WORK INSTRUCTIONS —
Return every line of the material below, unchanged and in the same order.

DATA SHOWN —

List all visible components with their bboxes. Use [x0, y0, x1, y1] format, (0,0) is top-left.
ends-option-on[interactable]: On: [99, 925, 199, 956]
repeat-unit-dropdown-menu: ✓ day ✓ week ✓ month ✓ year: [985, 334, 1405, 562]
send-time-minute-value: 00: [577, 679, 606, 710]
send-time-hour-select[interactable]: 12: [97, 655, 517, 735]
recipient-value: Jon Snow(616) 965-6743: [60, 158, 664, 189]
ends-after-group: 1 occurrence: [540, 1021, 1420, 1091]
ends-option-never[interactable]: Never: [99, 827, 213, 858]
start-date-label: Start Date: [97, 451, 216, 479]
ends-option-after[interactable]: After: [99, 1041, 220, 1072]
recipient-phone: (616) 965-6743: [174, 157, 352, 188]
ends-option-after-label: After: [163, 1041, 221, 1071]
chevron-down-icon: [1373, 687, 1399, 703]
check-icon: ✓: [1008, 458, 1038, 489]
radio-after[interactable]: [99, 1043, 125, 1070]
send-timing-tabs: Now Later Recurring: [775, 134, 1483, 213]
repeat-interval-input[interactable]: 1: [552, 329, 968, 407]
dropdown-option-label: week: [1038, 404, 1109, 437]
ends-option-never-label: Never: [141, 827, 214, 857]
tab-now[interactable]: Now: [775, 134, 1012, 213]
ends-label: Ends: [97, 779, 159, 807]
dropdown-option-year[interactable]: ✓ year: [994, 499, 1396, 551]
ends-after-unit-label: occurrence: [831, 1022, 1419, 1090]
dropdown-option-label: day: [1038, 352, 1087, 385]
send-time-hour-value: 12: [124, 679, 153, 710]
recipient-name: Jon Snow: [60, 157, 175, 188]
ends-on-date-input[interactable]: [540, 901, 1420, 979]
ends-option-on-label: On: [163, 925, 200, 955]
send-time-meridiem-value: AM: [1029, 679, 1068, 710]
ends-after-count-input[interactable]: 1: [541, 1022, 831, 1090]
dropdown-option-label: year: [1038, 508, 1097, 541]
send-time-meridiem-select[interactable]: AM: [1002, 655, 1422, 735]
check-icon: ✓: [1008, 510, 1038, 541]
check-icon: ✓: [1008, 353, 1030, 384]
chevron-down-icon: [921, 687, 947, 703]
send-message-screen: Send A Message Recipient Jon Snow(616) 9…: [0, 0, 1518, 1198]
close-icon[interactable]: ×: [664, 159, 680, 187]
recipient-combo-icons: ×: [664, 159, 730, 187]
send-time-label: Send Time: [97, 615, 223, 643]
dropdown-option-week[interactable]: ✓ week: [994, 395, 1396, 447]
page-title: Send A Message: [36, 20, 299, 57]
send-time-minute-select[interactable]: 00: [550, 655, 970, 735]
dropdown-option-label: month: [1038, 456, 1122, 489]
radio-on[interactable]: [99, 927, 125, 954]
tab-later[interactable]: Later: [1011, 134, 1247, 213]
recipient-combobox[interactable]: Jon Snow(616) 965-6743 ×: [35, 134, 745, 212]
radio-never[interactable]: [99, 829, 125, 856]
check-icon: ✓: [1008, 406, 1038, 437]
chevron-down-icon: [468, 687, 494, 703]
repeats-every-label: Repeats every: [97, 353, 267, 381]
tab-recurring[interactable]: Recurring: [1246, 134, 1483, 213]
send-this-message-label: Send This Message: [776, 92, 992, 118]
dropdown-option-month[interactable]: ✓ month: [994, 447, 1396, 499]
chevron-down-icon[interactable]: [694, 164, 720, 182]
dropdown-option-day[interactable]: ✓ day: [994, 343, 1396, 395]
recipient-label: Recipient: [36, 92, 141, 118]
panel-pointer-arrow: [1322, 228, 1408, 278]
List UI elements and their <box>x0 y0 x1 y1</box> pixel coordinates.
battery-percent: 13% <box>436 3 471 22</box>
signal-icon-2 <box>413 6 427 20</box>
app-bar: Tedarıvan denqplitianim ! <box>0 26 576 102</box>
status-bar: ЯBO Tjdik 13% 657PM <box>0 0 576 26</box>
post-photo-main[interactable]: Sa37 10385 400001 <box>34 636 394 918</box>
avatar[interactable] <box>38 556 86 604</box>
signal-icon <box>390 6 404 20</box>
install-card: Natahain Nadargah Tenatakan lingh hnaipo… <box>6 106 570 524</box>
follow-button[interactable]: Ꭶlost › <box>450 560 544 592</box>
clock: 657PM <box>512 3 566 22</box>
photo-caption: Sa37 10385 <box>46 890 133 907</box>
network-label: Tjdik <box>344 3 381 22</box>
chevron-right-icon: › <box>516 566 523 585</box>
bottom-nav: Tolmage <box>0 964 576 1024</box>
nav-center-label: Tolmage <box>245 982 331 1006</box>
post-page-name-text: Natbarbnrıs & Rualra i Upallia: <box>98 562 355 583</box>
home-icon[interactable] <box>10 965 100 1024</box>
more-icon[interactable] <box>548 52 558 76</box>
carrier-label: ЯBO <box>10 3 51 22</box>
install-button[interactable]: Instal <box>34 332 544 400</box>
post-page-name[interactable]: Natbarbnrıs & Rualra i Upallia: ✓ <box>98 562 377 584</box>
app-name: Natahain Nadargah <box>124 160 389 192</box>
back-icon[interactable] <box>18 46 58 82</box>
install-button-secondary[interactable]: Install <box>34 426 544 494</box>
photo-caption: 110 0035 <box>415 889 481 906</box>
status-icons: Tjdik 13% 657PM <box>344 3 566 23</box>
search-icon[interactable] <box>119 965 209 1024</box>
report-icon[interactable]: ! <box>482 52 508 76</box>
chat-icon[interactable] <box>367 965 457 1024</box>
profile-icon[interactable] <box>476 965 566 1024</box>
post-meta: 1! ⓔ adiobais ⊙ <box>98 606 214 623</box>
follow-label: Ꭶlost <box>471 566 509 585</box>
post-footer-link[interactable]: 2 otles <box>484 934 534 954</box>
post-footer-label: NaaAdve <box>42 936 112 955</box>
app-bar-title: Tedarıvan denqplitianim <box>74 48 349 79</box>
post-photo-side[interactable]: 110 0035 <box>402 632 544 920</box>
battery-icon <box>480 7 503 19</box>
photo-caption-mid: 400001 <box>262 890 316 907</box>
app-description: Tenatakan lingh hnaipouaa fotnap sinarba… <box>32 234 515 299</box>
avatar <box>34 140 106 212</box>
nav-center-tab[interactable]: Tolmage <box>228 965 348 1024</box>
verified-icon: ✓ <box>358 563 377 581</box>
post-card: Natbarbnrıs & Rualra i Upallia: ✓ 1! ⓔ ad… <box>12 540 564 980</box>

FULL RESPONSE —
List all visible components with their bboxes. Use [x0, y0, x1, y1] format, (0,0) is top-left.
ends-option-on[interactable]: On: [99, 925, 199, 956]
repeat-unit-dropdown-menu: ✓ day ✓ week ✓ month ✓ year: [985, 334, 1405, 562]
send-time-minute-value: 00: [577, 679, 606, 710]
send-time-hour-select[interactable]: 12: [97, 655, 517, 735]
recipient-value: Jon Snow(616) 965-6743: [60, 158, 664, 189]
ends-after-group: 1 occurrence: [540, 1021, 1420, 1091]
ends-option-never[interactable]: Never: [99, 827, 213, 858]
start-date-label: Start Date: [97, 451, 216, 479]
ends-option-after[interactable]: After: [99, 1041, 220, 1072]
recipient-phone: (616) 965-6743: [174, 157, 352, 188]
ends-option-after-label: After: [163, 1041, 221, 1071]
chevron-down-icon: [1373, 687, 1399, 703]
check-icon: ✓: [1008, 458, 1038, 489]
radio-after[interactable]: [99, 1043, 125, 1070]
send-timing-tabs: Now Later Recurring: [775, 134, 1483, 213]
repeat-interval-input[interactable]: 1: [552, 329, 968, 407]
dropdown-option-label: week: [1038, 404, 1109, 437]
ends-option-never-label: Never: [141, 827, 214, 857]
tab-now[interactable]: Now: [775, 134, 1012, 213]
ends-label: Ends: [97, 779, 159, 807]
dropdown-option-year[interactable]: ✓ year: [994, 499, 1396, 551]
ends-after-unit-label: occurrence: [831, 1022, 1419, 1090]
dropdown-option-label: day: [1038, 352, 1087, 385]
send-time-hour-value: 12: [124, 679, 153, 710]
recipient-name: Jon Snow: [60, 157, 175, 188]
ends-on-date-input[interactable]: [540, 901, 1420, 979]
ends-option-on-label: On: [163, 925, 200, 955]
send-time-meridiem-value: AM: [1029, 679, 1068, 710]
ends-after-count-input[interactable]: 1: [541, 1022, 831, 1090]
dropdown-option-label: year: [1038, 508, 1097, 541]
send-time-meridiem-select[interactable]: AM: [1002, 655, 1422, 735]
check-icon: ✓: [1008, 510, 1038, 541]
check-icon: ✓: [1008, 353, 1030, 384]
chevron-down-icon: [921, 687, 947, 703]
send-message-screen: Send A Message Recipient Jon Snow(616) 9…: [0, 0, 1518, 1198]
close-icon[interactable]: ×: [664, 159, 680, 187]
recipient-combo-icons: ×: [664, 159, 730, 187]
send-time-label: Send Time: [97, 615, 223, 643]
dropdown-option-week[interactable]: ✓ week: [994, 395, 1396, 447]
page-title: Send A Message: [36, 20, 299, 57]
send-time-minute-select[interactable]: 00: [550, 655, 970, 735]
dropdown-option-label: month: [1038, 456, 1122, 489]
radio-on[interactable]: [99, 927, 125, 954]
tab-later[interactable]: Later: [1011, 134, 1247, 213]
recipient-combobox[interactable]: Jon Snow(616) 965-6743 ×: [35, 134, 745, 212]
radio-never[interactable]: [99, 829, 125, 856]
check-icon: ✓: [1008, 406, 1038, 437]
chevron-down-icon: [468, 687, 494, 703]
repeats-every-label: Repeats every: [97, 353, 267, 381]
tab-recurring[interactable]: Recurring: [1246, 134, 1483, 213]
send-this-message-label: Send This Message: [776, 92, 992, 118]
dropdown-option-month[interactable]: ✓ month: [994, 447, 1396, 499]
chevron-down-icon[interactable]: [694, 164, 720, 182]
dropdown-option-day[interactable]: ✓ day: [994, 343, 1396, 395]
recipient-label: Recipient: [36, 92, 141, 118]
panel-pointer-arrow: [1322, 228, 1408, 278]
List UI elements and their <box>x0 y0 x1 y1</box> pixel coordinates.
battery-percent: 13% <box>436 3 471 22</box>
signal-icon-2 <box>413 6 427 20</box>
app-bar: Tedarıvan denqplitianim ! <box>0 26 576 102</box>
status-bar: ЯBO Tjdik 13% 657PM <box>0 0 576 26</box>
post-photo-main[interactable]: Sa37 10385 400001 <box>34 636 394 918</box>
avatar[interactable] <box>38 556 86 604</box>
signal-icon <box>390 6 404 20</box>
install-card: Natahain Nadargah Tenatakan lingh hnaipo… <box>6 106 570 524</box>
follow-button[interactable]: Ꭶlost › <box>450 560 544 592</box>
clock: 657PM <box>512 3 566 22</box>
photo-caption: Sa37 10385 <box>46 890 133 907</box>
network-label: Tjdik <box>344 3 381 22</box>
chevron-right-icon: › <box>516 566 523 585</box>
bottom-nav: Tolmage <box>0 964 576 1024</box>
nav-center-label: Tolmage <box>245 982 331 1006</box>
post-page-name-text: Natbarbnrıs & Rualra i Upallia: <box>98 562 355 583</box>
home-icon[interactable] <box>10 965 100 1024</box>
more-icon[interactable] <box>548 52 558 76</box>
carrier-label: ЯBO <box>10 3 51 22</box>
install-button[interactable]: Instal <box>34 332 544 400</box>
post-page-name[interactable]: Natbarbnrıs & Rualra i Upallia: ✓ <box>98 562 377 584</box>
app-name: Natahain Nadargah <box>124 160 389 192</box>
back-icon[interactable] <box>18 46 58 82</box>
install-button-secondary[interactable]: Install <box>34 426 544 494</box>
photo-caption: 110 0035 <box>415 889 481 906</box>
status-icons: Tjdik 13% 657PM <box>344 3 566 23</box>
search-icon[interactable] <box>119 965 209 1024</box>
report-icon[interactable]: ! <box>482 52 508 76</box>
chat-icon[interactable] <box>367 965 457 1024</box>
profile-icon[interactable] <box>476 965 566 1024</box>
post-meta: 1! ⓔ adiobais ⊙ <box>98 606 214 623</box>
follow-label: Ꭶlost <box>471 566 509 585</box>
post-footer-link[interactable]: 2 otles <box>484 934 534 954</box>
post-footer-label: NaaAdve <box>42 936 112 955</box>
app-bar-title: Tedarıvan denqplitianim <box>74 48 349 79</box>
post-photo-side[interactable]: 110 0035 <box>402 632 544 920</box>
battery-icon <box>480 7 503 19</box>
photo-caption-mid: 400001 <box>262 890 316 907</box>
app-description: Tenatakan lingh hnaipouaa fotnap sinarba… <box>32 234 515 299</box>
avatar <box>34 140 106 212</box>
nav-center-tab[interactable]: Tolmage <box>228 965 348 1024</box>
verified-icon: ✓ <box>358 563 377 581</box>
post-card: Natbarbnrıs & Rualra i Upallia: ✓ 1! ⓔ ad… <box>12 540 564 980</box>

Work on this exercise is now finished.